_TEXT TO READ_:
════
Hellen Wandiga Ngeru v National Land Commission [2020] KEELC 3917 (KLR)
Full Case Text
REPUBLIC OF KENYA
IN THE ENVIRONMENT AND LAND COURT
AT NYERI
ELC PETITION CASE NO. 2 OF 2018
IN THE MATTER OF; CONTRAVENTION FUNDAMENTAL RIGHTS AND FREEDOMS AS ENSHRINED UNDER ARTICLES 19, 20, 21, 22, 23, 24, 27, 35, 40, 47, 50, 67,AND 165 OF THECONSTITUTION OF KENYA, 2010
AND
IN THE MATTER OF: FAIR ADMINISTRATIVE ACTIONS ACT 2015
IN THE MATTER OF: THE LAND REGISTRATION ACT NO. 3 OF 2012
AND
IN THE MATTER OF: THE LAND ACT NO. 6 OF 2012
AND
IN THE MATTER OF: THE NATIONAL LAND COMMISSION ACT N0. 5 OF 2012
BETWEEN
HELLEN WANDIGA NGERU .............................PETITIONER
-VERSUS-
THE NATIONAL LAND COMMISSION ....... RESPONDENT
RULING
1. In his undated amended Petition of 2018, the Petitioner had sought for the following orders;
i. A Declaration that the Petitioner is the legitimate owner of land parcel Nyeri Municipality Block/917
ii. A Declaration do issue that the actions and decisions of the Respondent in respect of the purported direction and decision contained in the Kenya Gazette issue of 17th July 2017 revoking title of land parcel Nyeri Municipality Block/917 was null and void and unconstitutional for lack of a fair hearing and fair administrative action as mandated in the Constitution of Kenya.
iii. An order of Certiorari to remove and bring to this honorable Court and quash the Respondent’s decision published in the Kenya Gazette issue of 17th of July 2017 revoking title of land parcel Nyeri Municipality Block/917.
════
_DATA SECTION_:

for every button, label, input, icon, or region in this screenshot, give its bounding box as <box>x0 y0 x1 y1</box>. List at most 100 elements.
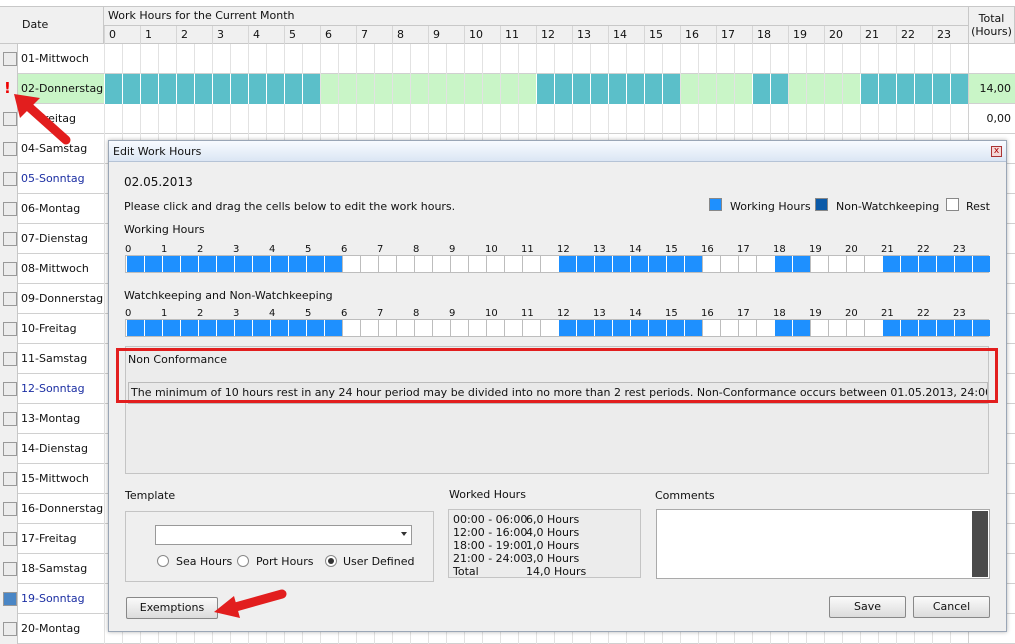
════
_WHAT IS REQUIRED_:
In the court ruling, what is the date of the Kenya Gazette issue that revoked the title of land parcel Nyeri Municipality Block/917?

_THE ANSWER_:
17th July 2017